— WHAT YOU NEED TO DO —
Gather every line that includes the word "this", please.

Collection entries
>> START

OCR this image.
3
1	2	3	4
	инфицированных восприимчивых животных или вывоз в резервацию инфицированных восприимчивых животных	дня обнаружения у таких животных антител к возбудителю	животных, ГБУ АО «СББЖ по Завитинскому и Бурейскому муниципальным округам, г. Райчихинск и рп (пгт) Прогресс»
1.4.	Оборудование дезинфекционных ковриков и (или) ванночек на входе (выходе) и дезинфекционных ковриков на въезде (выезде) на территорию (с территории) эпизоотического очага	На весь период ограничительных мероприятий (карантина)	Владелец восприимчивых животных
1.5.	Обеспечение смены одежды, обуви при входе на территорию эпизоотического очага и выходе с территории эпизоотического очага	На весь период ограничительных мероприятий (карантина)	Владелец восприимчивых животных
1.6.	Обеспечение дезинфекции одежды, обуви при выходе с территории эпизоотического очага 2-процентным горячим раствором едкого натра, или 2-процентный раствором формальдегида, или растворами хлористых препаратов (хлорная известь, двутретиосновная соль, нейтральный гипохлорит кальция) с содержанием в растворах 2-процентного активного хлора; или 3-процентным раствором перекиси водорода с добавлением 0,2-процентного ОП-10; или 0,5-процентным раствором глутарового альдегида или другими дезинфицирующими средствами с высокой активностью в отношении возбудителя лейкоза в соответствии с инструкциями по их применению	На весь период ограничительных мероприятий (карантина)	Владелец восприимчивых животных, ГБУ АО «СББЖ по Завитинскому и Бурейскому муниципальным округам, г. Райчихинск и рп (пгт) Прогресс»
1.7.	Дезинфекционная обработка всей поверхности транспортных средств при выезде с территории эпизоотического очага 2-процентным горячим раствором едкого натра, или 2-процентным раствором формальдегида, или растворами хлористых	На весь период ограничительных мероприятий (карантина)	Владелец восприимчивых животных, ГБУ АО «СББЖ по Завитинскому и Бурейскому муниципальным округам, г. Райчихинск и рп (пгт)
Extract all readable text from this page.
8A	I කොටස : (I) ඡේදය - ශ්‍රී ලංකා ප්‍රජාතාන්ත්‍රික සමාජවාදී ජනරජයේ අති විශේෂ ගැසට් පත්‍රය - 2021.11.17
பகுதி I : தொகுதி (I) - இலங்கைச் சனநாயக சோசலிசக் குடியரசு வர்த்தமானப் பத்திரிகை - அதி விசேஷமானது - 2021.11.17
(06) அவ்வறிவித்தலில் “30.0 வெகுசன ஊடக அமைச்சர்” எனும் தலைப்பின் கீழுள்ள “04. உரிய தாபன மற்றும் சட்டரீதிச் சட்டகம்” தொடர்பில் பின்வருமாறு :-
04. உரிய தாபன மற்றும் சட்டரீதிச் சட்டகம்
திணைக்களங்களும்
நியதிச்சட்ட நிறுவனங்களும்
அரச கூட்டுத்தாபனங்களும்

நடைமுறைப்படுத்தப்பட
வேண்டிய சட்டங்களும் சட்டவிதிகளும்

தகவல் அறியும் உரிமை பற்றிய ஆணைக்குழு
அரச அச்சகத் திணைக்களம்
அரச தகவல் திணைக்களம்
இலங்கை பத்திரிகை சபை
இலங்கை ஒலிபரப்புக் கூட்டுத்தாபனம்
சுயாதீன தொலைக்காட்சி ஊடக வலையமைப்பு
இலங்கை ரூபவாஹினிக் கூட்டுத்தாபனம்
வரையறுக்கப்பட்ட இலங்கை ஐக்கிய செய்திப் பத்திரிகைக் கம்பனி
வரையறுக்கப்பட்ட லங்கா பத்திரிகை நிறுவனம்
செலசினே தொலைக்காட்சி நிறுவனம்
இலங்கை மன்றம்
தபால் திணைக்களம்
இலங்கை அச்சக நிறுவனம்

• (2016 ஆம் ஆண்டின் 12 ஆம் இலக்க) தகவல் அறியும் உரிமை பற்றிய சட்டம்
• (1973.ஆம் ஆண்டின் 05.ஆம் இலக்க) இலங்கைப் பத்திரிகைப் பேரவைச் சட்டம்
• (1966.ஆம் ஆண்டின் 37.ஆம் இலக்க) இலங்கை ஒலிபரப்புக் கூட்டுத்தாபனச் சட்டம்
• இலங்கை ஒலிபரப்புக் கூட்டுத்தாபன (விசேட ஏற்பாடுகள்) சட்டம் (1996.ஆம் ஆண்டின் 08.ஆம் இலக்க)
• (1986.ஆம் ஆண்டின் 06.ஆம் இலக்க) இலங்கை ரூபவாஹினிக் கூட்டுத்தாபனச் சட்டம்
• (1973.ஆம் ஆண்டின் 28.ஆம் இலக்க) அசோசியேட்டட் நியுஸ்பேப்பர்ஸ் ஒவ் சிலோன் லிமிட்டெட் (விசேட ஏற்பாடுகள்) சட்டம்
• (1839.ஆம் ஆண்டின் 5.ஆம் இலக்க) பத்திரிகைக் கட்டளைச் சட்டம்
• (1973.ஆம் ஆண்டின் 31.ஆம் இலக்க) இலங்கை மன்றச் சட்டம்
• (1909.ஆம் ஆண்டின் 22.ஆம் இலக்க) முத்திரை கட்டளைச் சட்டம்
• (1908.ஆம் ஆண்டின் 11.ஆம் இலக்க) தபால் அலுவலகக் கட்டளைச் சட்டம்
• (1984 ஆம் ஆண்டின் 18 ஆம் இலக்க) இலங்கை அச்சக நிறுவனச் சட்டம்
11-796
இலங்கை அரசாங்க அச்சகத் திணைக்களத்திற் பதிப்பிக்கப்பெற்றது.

>> END

— PROBLEM SOLUTION —
OCR this image.
Extract all readable text from this page.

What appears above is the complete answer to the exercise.